> _Set exercise_: Review the lines that follow and copy each one that contains the word "text".

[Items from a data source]

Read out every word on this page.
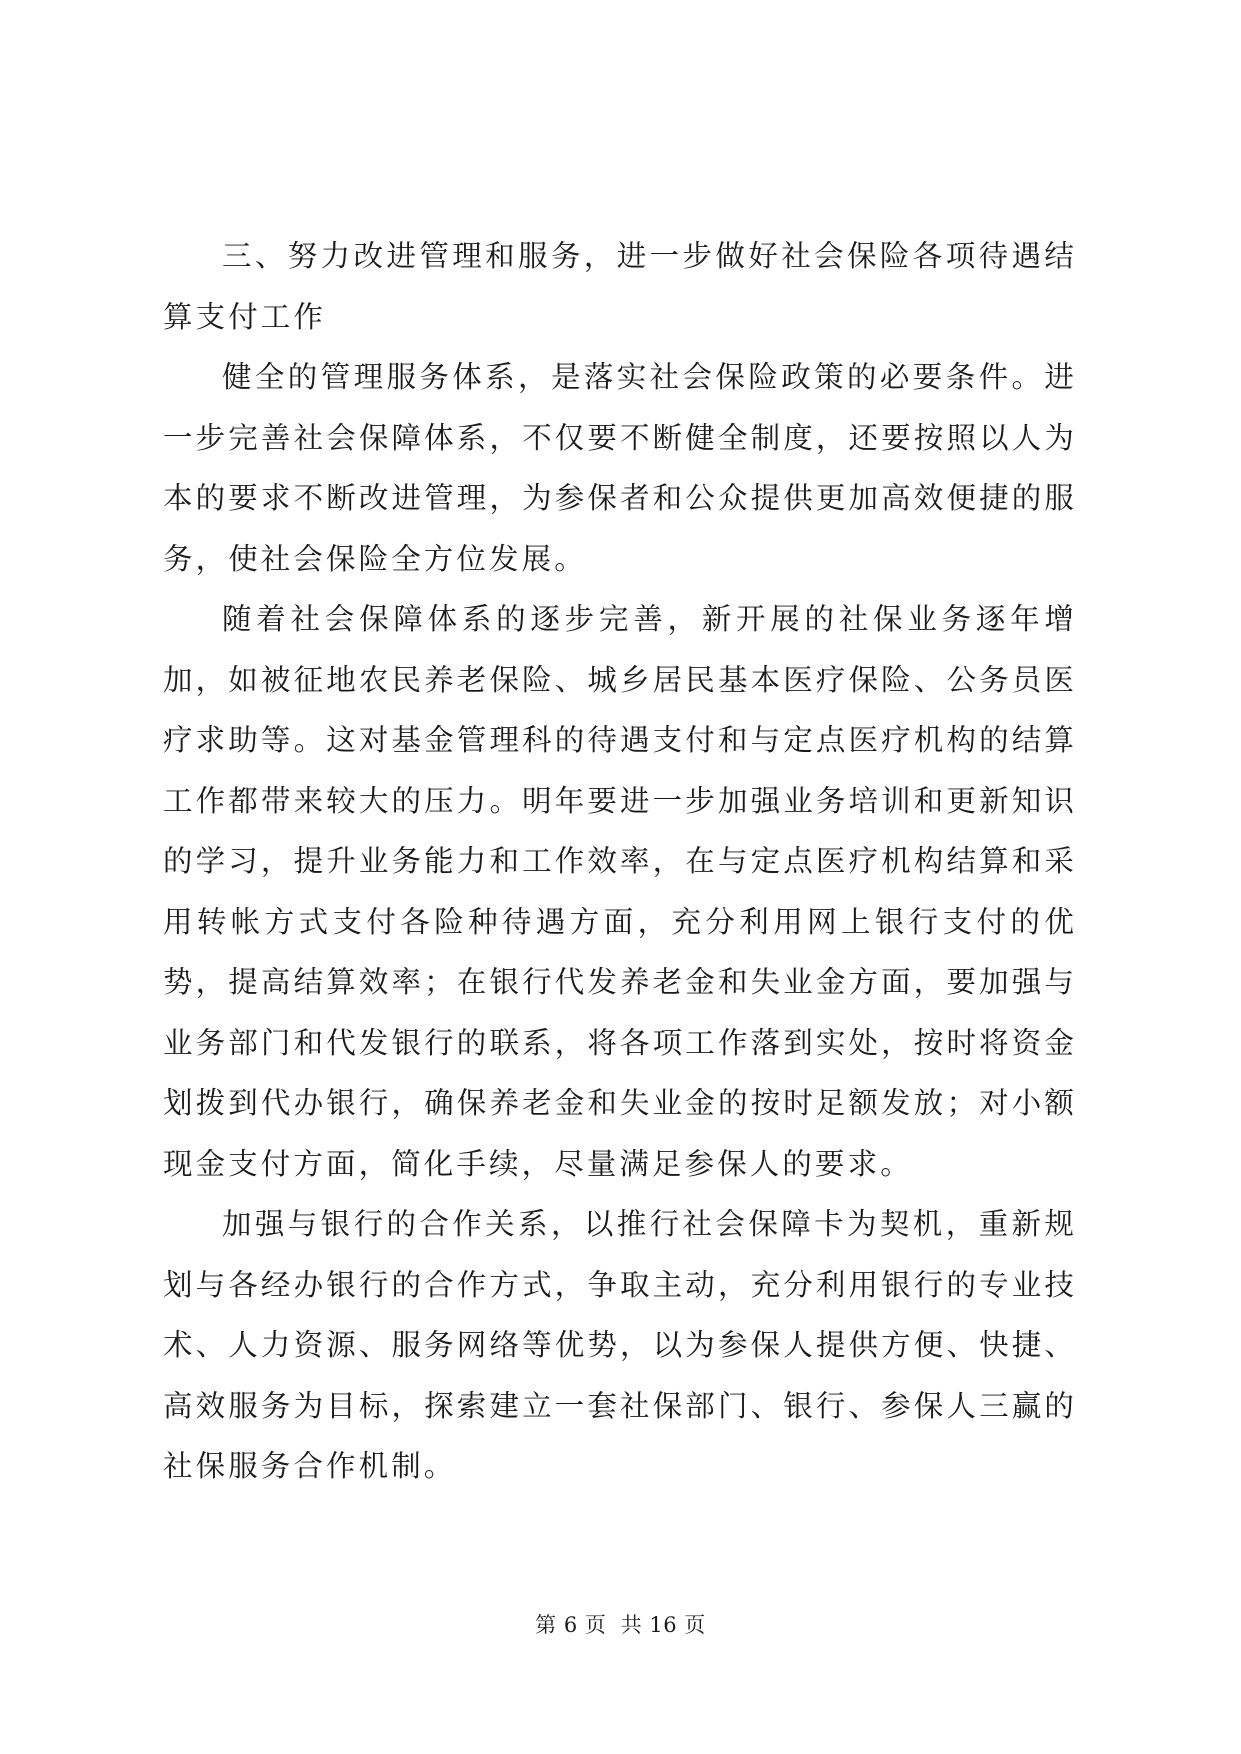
三、努力改进管理和服务，进一步做好社会保险各项待遇结算支付工作

健全的管理服务体系，是落实社会保险政策的必要条件。进一步完善社会保障体系，不仅要不断健全制度，还要按照以人为本的要求不断改进管理，为参保者和公众提供更加高效便捷的服务，使社会保险全方位发展。

随着社会保障体系的逐步完善，新开展的社保业务逐年增加，如被征地农民养老保险、城乡居民基本医疗保险、公务员医疗求助等。这对基金管理科的待遇支付和与定点医疗机构的结算工作都带来较大的压力。明年要进一步加强业务培训和更新知识的学习，提升业务能力和工作效率，在与定点医疗机构结算和采用转帐方式支付各险种待遇方面，充分利用网上银行支付的优势，提高结算效率；在银行代发养老金和失业金方面，要加强与业务部门和代发银行的联系，将各项工作落到实处，按时将资金划拨到代办银行，确保养老金和失业金的按时足额发放；对小额现金支付方面，简化手续，尽量满足参保人的要求。

加强与银行的合作关系，以推行社会保障卡为契机，重新规划与各经办银行的合作方式，争取主动，充分利用银行的专业技术、人力资源、服务网络等优势，以为参保人提供方便、快捷、高效服务为目标，探索建立一套社保部门、银行、参保人三赢的社保服务合作机制。

第 6 页  共 16 页
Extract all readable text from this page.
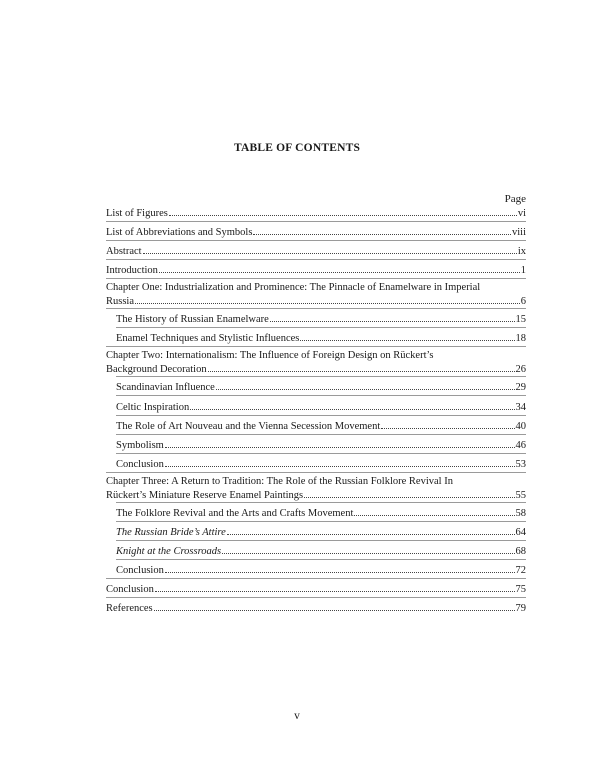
TABLE OF CONTENTS
Page
List of Figures	vi
List of Abbreviations and Symbols	viii
Abstract	ix
Introduction	1
Chapter One: Industrialization and Prominence: The Pinnacle of Enamelware in Imperial
Russia	6
The History of Russian Enamelware	15
Enamel Techniques and Stylistic Influences	18
Chapter Two: Internationalism: The Influence of Foreign Design on Rückert’s
Background Decoration	26
Scandinavian Influence	29
Celtic Inspiration	34
The Role of Art Nouveau and the Vienna Secession Movement	40
Symbolism	46
Conclusion	53
Chapter Three: A Return to Tradition: The Role of the Russian Folklore Revival In
Rückert’s Miniature Reserve Enamel Paintings	55
The Folklore Revival and the Arts and Crafts Movement	58
The Russian Bride’s Attire	64
Knight at the Crossroads	68
Conclusion	72
Conclusion	75
References	79
v
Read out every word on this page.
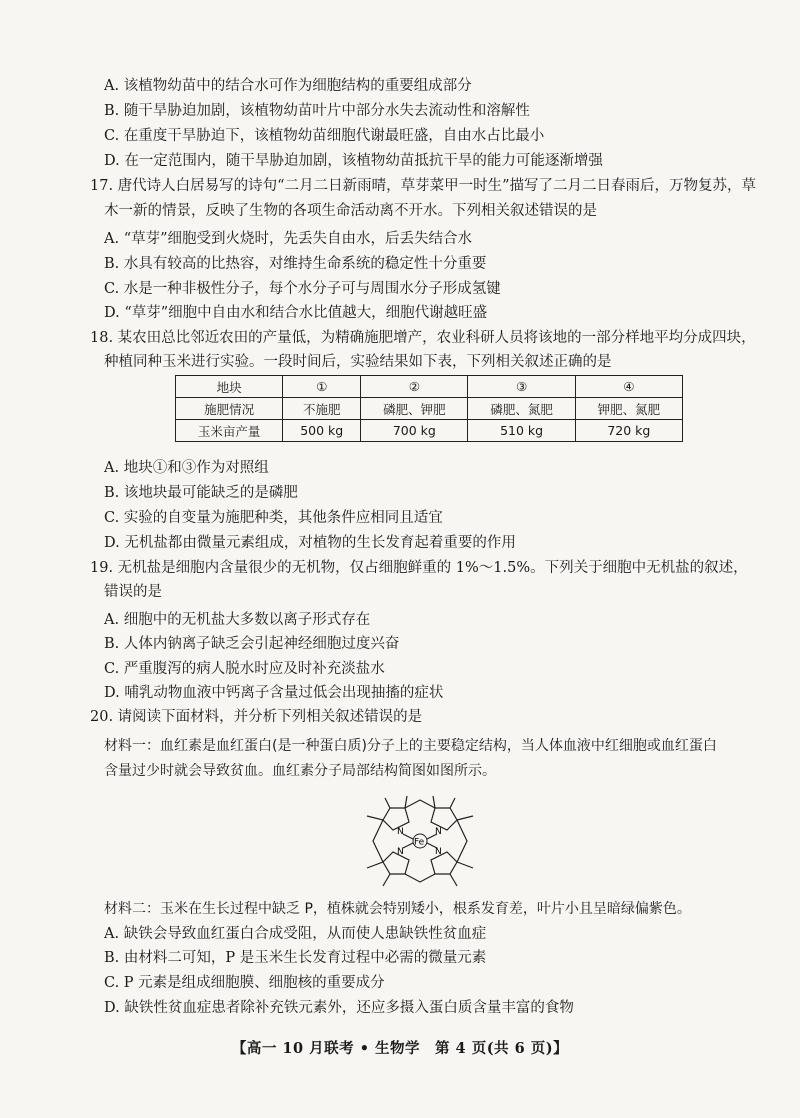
A. 该植物幼苗中的结合水可作为细胞结构的重要组成部分
B. 随干旱胁迫加剧，该植物幼苗叶片中部分水失去流动性和溶解性
C. 在重度干旱胁迫下，该植物幼苗细胞代谢最旺盛，自由水占比最小
D. 在一定范围内，随干旱胁迫加剧，该植物幼苗抵抗干旱的能力可能逐渐增强
17. 唐代诗人白居易写的诗句“二月二日新雨晴，草芽菜甲一时生”描写了二月二日春雨后，万物复苏，草
木一新的情景，反映了生物的各项生命活动离不开水。下列相关叙述错误的是
A. “草芽”细胞受到火烧时，先丢失自由水，后丢失结合水
B. 水具有较高的比热容，对维持生命系统的稳定性十分重要
C. 水是一种非极性分子，每个水分子可与周围水分子形成氢键
D. “草芽”细胞中自由水和结合水比值越大，细胞代谢越旺盛
18. 某农田总比邻近农田的产量低，为精确施肥增产，农业科研人员将该地的一部分样地平均分成四块，
种植同种玉米进行实验。一段时间后，实验结果如下表，下列相关叙述正确的是
地块	①	②	③	④
施肥情况	不施肥	磷肥、钾肥	磷肥、氮肥	钾肥、氮肥
玉米亩产量	500 kg	700 kg	510 kg	720 kg
A. 地块①和③作为对照组
B. 该地块最可能缺乏的是磷肥
C. 实验的自变量为施肥种类，其他条件应相同且适宜
D. 无机盐都由微量元素组成，对植物的生长发育起着重要的作用
19. 无机盐是细胞内含量很少的无机物，仅占细胞鲜重的 1%～1.5%。下列关于细胞中无机盐的叙述，
错误的是
A. 细胞中的无机盐大多数以离子形式存在
B. 人体内钠离子缺乏会引起神经细胞过度兴奋
C. 严重腹泻的病人脱水时应及时补充淡盐水
D. 哺乳动物血液中钙离子含量过低会出现抽搐的症状
20. 请阅读下面材料，并分析下列相关叙述错误的是
材料一：血红素是血红蛋白(是一种蛋白质)分子上的主要稳定结构，当人体血液中红细胞或血红蛋白
含量过少时就会导致贫血。血红素分子局部结构简图如图所示。
N	N
N	N
Fe
材料二：玉米在生长过程中缺乏 P，植株就会特别矮小，根系发育差，叶片小且呈暗绿偏紫色。
A. 缺铁会导致血红蛋白合成受阻，从而使人患缺铁性贫血症
B. 由材料二可知，P 是玉米生长发育过程中必需的微量元素
C. P 元素是组成细胞膜、细胞核的重要成分
D. 缺铁性贫血症患者除补充铁元素外，还应多摄入蛋白质含量丰富的食物
【高一 10 月联考 • 生物学　第 4 页(共 6 页)】
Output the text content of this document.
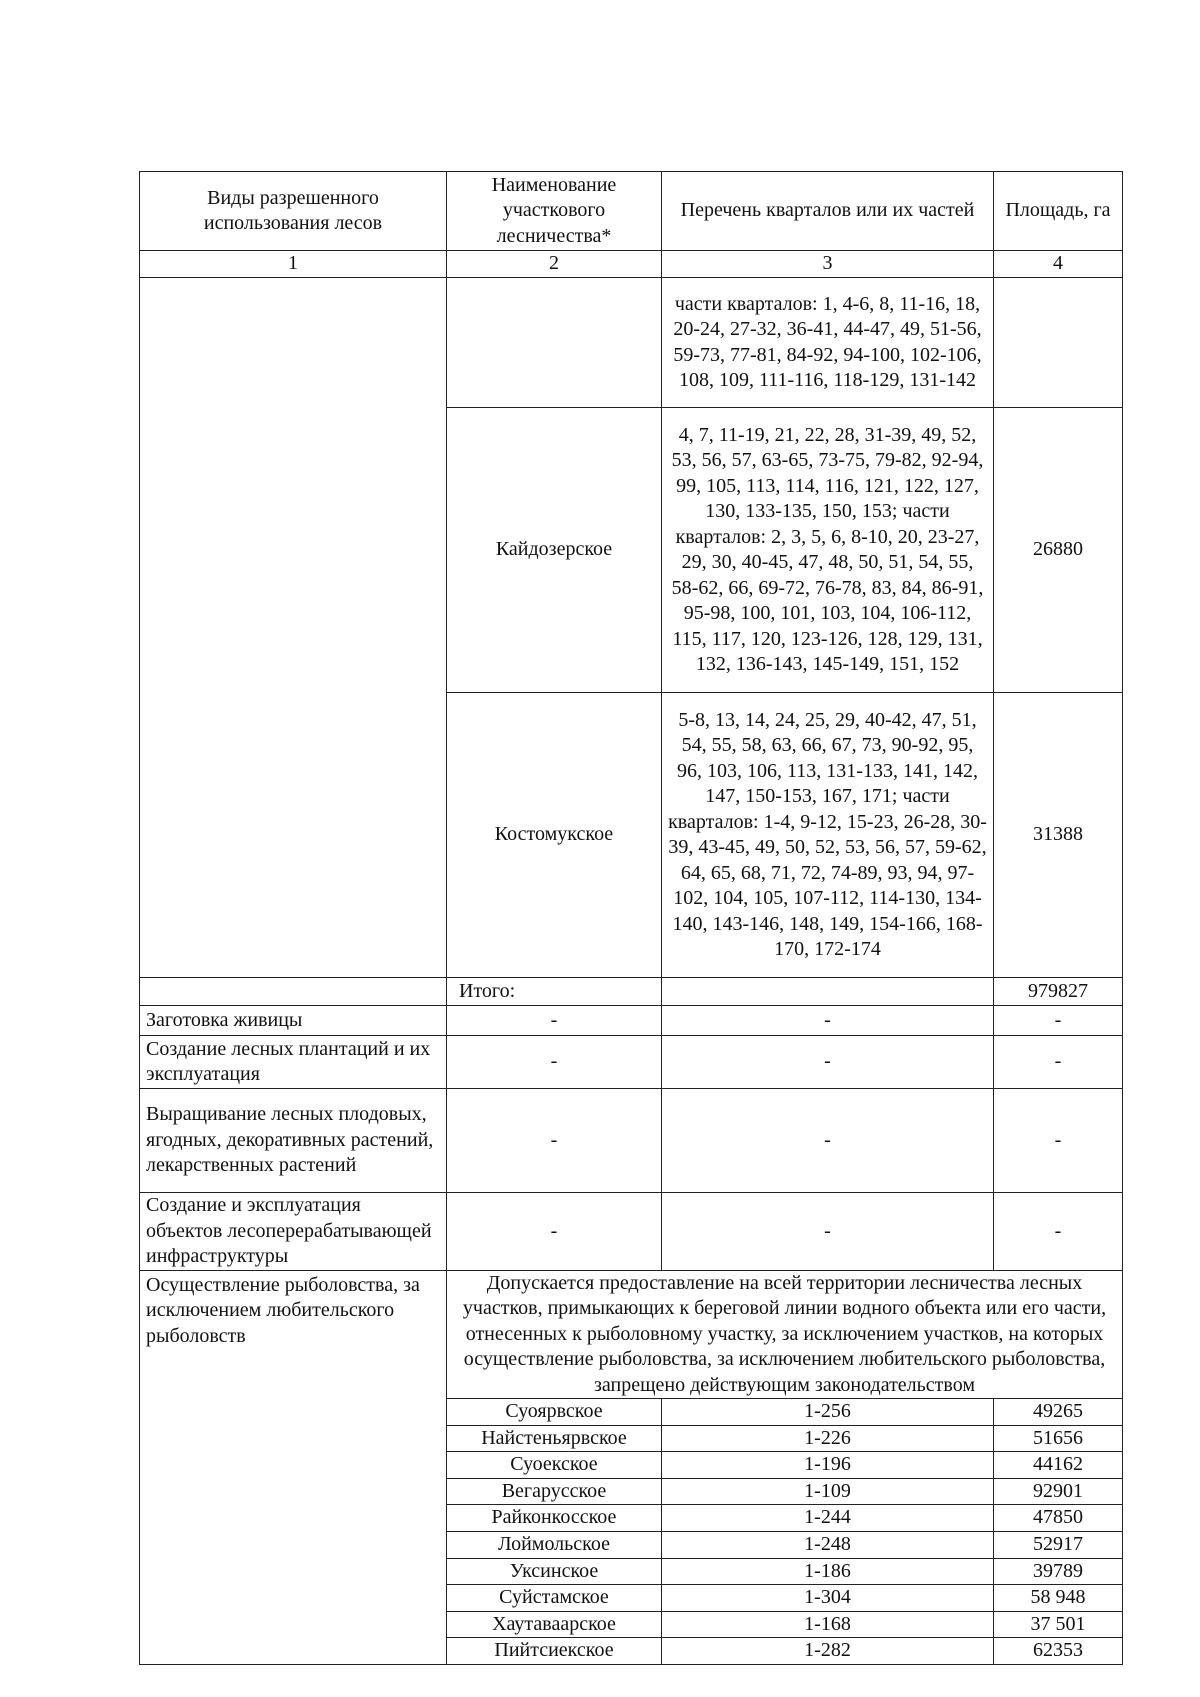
Виды разрешенного использования лесов	Наименование участкового лесничества*	Перечень кварталов или их частей	Площадь, га
1	2	3	4
		части кварталов: 1, 4-6, 8, 11-16, 18, 20-24, 27-32, 36-41, 44-47, 49, 51-56, 59-73, 77-81, 84-92, 94-100, 102-106, 108, 109, 111-116, 118-129, 131-142	
	Кайдозерское	4, 7, 11-19, 21, 22, 28, 31-39, 49, 52, 53, 56, 57, 63-65, 73-75, 79-82, 92-94, 99, 105, 113, 114, 116, 121, 122, 127, 130, 133-135, 150, 153; части кварталов: 2, 3, 5, 6, 8-10, 20, 23-27, 29, 30, 40-45, 47, 48, 50, 51, 54, 55, 58-62, 66, 69-72, 76-78, 83, 84, 86-91, 95-98, 100, 101, 103, 104, 106-112, 115, 117, 120, 123-126, 128, 129, 131, 132, 136-143, 145-149, 151, 152	26880
	Костомукское	5-8, 13, 14, 24, 25, 29, 40-42, 47, 51, 54, 55, 58, 63, 66, 67, 73, 90-92, 95, 96, 103, 106, 113, 131-133, 141, 142, 147, 150-153, 167, 171; части кварталов: 1-4, 9-12, 15-23, 26-28, 30-39, 43-45, 49, 50, 52, 53, 56, 57, 59-62, 64, 65, 68, 71, 72, 74-89, 93, 94, 97-102, 104, 105, 107-112, 114-130, 134-140, 143-146, 148, 149, 154-166, 168-170, 172-174	31388
	Итого:		979827
Заготовка живицы	-	-	-
Создание лесных плантаций и их эксплуатация	-	-	-
Выращивание лесных плодовых, ягодных, декоративных растений, лекарственных растений	-	-	-
Создание и эксплуатация объектов лесоперерабатывающей инфраструктуры	-	-	-
Осуществление рыболовства, за исключением любительского рыболовств	Допускается предоставление на всей территории лесничества лесных участков, примыкающих к береговой линии водного объекта или его части, отнесенных к рыболовному участку, за исключением участков, на которых осуществление рыболовства, за исключением любительского рыболовства, запрещено действующим законодательством		
	Суоярвское	1-256	49265
	Найстеньярвское	1-226	51656
	Суоекское	1-196	44162
	Вегарусское	1-109	92901
	Райконкосское	1-244	47850
	Лоймольское	1-248	52917
	Уксинское	1-186	39789
	Суйстамское	1-304	58 948
	Хаутаваарское	1-168	37 501
	Пийтсиекское	1-282	62353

> _Result below_:
Extract all readable text from this page.
Output the text content of this document.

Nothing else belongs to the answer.